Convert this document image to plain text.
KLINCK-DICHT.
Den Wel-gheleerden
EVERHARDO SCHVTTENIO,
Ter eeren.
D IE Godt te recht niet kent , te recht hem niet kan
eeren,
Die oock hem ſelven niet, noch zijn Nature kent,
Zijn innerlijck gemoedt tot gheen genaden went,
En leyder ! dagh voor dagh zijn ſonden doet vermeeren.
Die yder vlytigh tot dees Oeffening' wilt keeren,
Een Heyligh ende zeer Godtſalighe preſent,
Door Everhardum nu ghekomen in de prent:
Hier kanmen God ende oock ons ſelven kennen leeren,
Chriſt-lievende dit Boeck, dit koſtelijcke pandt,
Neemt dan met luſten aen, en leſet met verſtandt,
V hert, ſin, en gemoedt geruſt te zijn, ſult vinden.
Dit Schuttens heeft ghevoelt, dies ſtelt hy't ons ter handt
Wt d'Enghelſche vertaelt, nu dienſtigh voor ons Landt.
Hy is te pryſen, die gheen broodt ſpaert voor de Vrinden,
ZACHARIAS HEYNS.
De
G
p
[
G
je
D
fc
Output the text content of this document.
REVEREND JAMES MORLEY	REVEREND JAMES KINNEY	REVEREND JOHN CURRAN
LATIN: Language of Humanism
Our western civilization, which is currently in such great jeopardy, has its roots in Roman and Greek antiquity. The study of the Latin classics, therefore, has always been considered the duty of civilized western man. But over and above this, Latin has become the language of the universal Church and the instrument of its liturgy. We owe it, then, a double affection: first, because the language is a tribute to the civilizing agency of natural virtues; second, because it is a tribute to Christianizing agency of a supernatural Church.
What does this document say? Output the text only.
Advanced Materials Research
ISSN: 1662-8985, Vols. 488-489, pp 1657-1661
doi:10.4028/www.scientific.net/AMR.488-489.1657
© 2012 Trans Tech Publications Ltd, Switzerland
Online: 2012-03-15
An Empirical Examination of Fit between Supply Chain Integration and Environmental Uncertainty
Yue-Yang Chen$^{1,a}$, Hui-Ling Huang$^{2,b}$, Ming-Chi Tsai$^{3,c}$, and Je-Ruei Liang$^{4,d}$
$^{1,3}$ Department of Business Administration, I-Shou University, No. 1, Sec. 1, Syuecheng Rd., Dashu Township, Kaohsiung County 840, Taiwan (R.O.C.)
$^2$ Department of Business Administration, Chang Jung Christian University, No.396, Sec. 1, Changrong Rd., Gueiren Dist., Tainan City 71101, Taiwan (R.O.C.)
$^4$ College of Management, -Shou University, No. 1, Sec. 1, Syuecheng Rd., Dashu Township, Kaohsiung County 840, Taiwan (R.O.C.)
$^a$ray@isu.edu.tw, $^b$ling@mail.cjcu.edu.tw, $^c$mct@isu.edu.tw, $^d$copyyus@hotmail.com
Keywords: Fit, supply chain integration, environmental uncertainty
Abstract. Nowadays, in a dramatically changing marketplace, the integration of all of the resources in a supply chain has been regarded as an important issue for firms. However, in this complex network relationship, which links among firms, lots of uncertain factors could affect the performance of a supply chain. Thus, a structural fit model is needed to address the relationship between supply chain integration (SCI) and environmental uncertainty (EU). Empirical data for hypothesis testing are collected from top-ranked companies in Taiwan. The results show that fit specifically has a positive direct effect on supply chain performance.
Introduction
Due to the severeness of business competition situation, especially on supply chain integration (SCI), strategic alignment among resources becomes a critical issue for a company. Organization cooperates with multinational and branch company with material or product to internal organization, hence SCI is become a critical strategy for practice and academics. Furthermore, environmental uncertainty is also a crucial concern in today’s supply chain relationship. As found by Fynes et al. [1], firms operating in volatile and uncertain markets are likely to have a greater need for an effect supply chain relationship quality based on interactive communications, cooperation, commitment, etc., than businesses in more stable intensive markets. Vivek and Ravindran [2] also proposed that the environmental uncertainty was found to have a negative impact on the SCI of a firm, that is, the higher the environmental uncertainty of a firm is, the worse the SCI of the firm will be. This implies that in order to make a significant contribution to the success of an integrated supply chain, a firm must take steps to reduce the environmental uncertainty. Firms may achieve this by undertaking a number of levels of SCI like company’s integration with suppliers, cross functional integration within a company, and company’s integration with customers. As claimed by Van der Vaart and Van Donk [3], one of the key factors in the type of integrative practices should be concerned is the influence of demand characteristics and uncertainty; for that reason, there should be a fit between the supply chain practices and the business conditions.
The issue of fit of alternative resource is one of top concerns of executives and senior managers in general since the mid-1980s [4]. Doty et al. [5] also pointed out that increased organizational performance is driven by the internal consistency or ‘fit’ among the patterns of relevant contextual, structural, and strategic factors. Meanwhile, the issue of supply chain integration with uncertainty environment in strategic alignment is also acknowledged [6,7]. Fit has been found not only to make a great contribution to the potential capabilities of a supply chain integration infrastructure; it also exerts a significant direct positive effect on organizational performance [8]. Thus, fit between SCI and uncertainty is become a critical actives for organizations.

________

◆ SHORT PROBLEM: Exactly as they are written, print the entries again.

◆ ANSWER TO THE TASK:
Convert this document image to plain text.
KLINCK-DICHT.
Den Wel-gheleerden
EVERHARDO SCHVTTENIO,
Ter eeren.
D IE Godt te recht niet kent , te recht hem niet kan
eeren,
Die oock hem ſelven niet, noch zijn Nature kent,
Zijn innerlijck gemoedt tot gheen genaden went,
En leyder ! dagh voor dagh zijn ſonden doet vermeeren.
Die yder vlytigh tot dees Oeffening' wilt keeren,
Een Heyligh ende zeer Godtſalighe preſent,
Door Everhardum nu ghekomen in de prent:
Hier kanmen God ende oock ons ſelven kennen leeren,
Chriſt-lievende dit Boeck, dit koſtelijcke pandt,
Neemt dan met luſten aen, en leſet met verſtandt,
V hert, ſin, en gemoedt geruſt te zijn, ſult vinden.
Dit Schuttens heeft ghevoelt, dies ſtelt hy't ons ter handt
Wt d'Enghelſche vertaelt, nu dienſtigh voor ons Landt.
Hy is te pryſen, die gheen broodt ſpaert voor de Vrinden,
ZACHARIAS HEYNS.
De
G
p
[
G
je
D
fc
Output the text content of this document.
REVEREND JAMES MORLEY	REVEREND JAMES KINNEY	REVEREND JOHN CURRAN
LATIN: Language of Humanism
Our western civilization, which is currently in such great jeopardy, has its roots in Roman and Greek antiquity. The study of the Latin classics, therefore, has always been considered the duty of civilized western man. But over and above this, Latin has become the language of the universal Church and the instrument of its liturgy. We owe it, then, a double affection: first, because the language is a tribute to the civilizing agency of natural virtues; second, because it is a tribute to Christianizing agency of a supernatural Church.
What does this document say? Output the text only.
Advanced Materials Research
ISSN: 1662-8985, Vols. 488-489, pp 1657-1661
doi:10.4028/www.scientific.net/AMR.488-489.1657
© 2012 Trans Tech Publications Ltd, Switzerland
Online: 2012-03-15
An Empirical Examination of Fit between Supply Chain Integration and Environmental Uncertainty
Yue-Yang Chen$^{1,a}$, Hui-Ling Huang$^{2,b}$, Ming-Chi Tsai$^{3,c}$, and Je-Ruei Liang$^{4,d}$
$^{1,3}$ Department of Business Administration, I-Shou University, No. 1, Sec. 1, Syuecheng Rd., Dashu Township, Kaohsiung County 840, Taiwan (R.O.C.)
$^2$ Department of Business Administration, Chang Jung Christian University, No.396, Sec. 1, Changrong Rd., Gueiren Dist., Tainan City 71101, Taiwan (R.O.C.)
$^4$ College of Management, -Shou University, No. 1, Sec. 1, Syuecheng Rd., Dashu Township, Kaohsiung County 840, Taiwan (R.O.C.)
$^a$ray@isu.edu.tw, $^b$ling@mail.cjcu.edu.tw, $^c$mct@isu.edu.tw, $^d$copyyus@hotmail.com
Keywords: Fit, supply chain integration, environmental uncertainty
Abstract. Nowadays, in a dramatically changing marketplace, the integration of all of the resources in a supply chain has been regarded as an important issue for firms. However, in this complex network relationship, which links among firms, lots of uncertain factors could affect the performance of a supply chain. Thus, a structural fit model is needed to address the relationship between supply chain integration (SCI) and environmental uncertainty (EU). Empirical data for hypothesis testing are collected from top-ranked companies in Taiwan. The results show that fit specifically has a positive direct effect on supply chain performance.
Introduction
Due to the severeness of business competition situation, especially on supply chain integration (SCI), strategic alignment among resources becomes a critical issue for a company. Organization cooperates with multinational and branch company with material or product to internal organization, hence SCI is become a critical strategy for practice and academics. Furthermore, environmental uncertainty is also a crucial concern in today’s supply chain relationship. As found by Fynes et al. [1], firms operating in volatile and uncertain markets are likely to have a greater need for an effect supply chain relationship quality based on interactive communications, cooperation, commitment, etc., than businesses in more stable intensive markets. Vivek and Ravindran [2] also proposed that the environmental uncertainty was found to have a negative impact on the SCI of a firm, that is, the higher the environmental uncertainty of a firm is, the worse the SCI of the firm will be. This implies that in order to make a significant contribution to the success of an integrated supply chain, a firm must take steps to reduce the environmental uncertainty. Firms may achieve this by undertaking a number of levels of SCI like company’s integration with suppliers, cross functional integration within a company, and company’s integration with customers. As claimed by Van der Vaart and Van Donk [3], one of the key factors in the type of integrative practices should be concerned is the influence of demand characteristics and uncertainty; for that reason, there should be a fit between the supply chain practices and the business conditions.
The issue of fit of alternative resource is one of top concerns of executives and senior managers in general since the mid-1980s [4]. Doty et al. [5] also pointed out that increased organizational performance is driven by the internal consistency or ‘fit’ among the patterns of relevant contextual, structural, and strategic factors. Meanwhile, the issue of supply chain integration with uncertainty environment in strategic alignment is also acknowledged [6,7]. Fit has been found not only to make a great contribution to the potential capabilities of a supply chain integration infrastructure; it also exerts a significant direct positive effect on organizational performance [8]. Thus, fit between SCI and uncertainty is become a critical actives for organizations.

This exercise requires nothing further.